Exercise aim »
Look through the material and copy each line holding "circle".

Exercise materials »
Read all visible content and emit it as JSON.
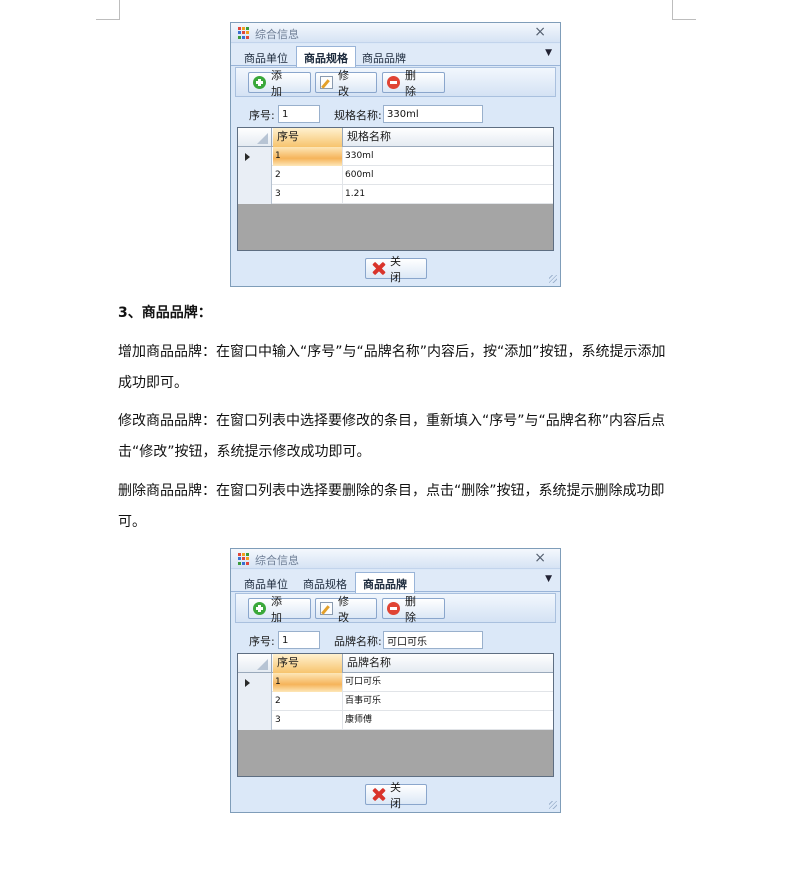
{
  "window_title": "综合信息",
  "tabs": [
    "商品单位",
    "商品规格",
    "商品品牌"
  ],
  "toolbar": {
    "add": "添 加",
    "edit": "修 改",
    "delete": "删 除"
  },
  "close_label": "关 闭",
  "icon_names": {
    "close": "close-x-icon",
    "dropdown": "chevron-down-icon",
    "add": "add-circle-icon",
    "edit": "pencil-edit-icon",
    "delete": "delete-circle-icon",
    "close_button": "red-cross-icon"
  },
  "colors": {
    "selected_cell": "#f6b45a",
    "grid_empty": "#a5a5a5",
    "panel_bg": "#dbe8f8"
  },
  "windows": [
    {
      "active_tab": "商品规格",
      "seq_label": "序号:",
      "seq_value": "1",
      "name_label": "规格名称:",
      "name_value": "330ml",
      "columns": [
        "序号",
        "规格名称"
      ],
      "rows": [
        {
          "seq": "1",
          "name": "330ml"
        },
        {
          "seq": "2",
          "name": "600ml"
        },
        {
          "seq": "3",
          "name": "1.21"
        }
      ]
    },
    {
      "active_tab": "商品品牌",
      "seq_label": "序号:",
      "seq_value": "1",
      "name_label": "品牌名称:",
      "name_value": "可口可乐",
      "columns": [
        "序号",
        "品牌名称"
      ],
      "rows": [
        {
          "seq": "1",
          "name": "可口可乐"
        },
        {
          "seq": "2",
          "name": "百事可乐"
        },
        {
          "seq": "3",
          "name": "康师傅"
        }
      ]
    }
  ],
  "doc": {
    "heading": "3、商品品牌：",
    "paragraphs": [
      "增加商品品牌：在窗口中输入“序号”与“品牌名称”内容后，按“添加”按钮，系统提示添加成功即可。",
      "修改商品品牌：在窗口列表中选择要修改的条目，重新填入“序号”与“品牌名称”内容后点击“修改”按钮，系统提示修改成功即可。",
      "删除商品品牌：在窗口列表中选择要删除的条目，点击“删除”按钮，系统提示删除成功即可。"
    ]
  }
}
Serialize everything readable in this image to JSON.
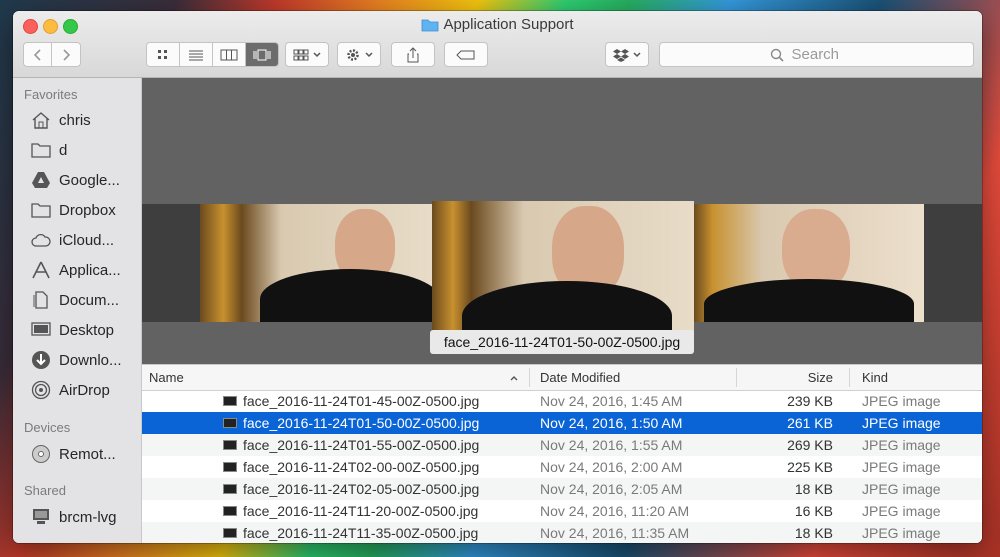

Written response »
    "add": "add-circle-icon",
    "delete": "delete-circle-icon",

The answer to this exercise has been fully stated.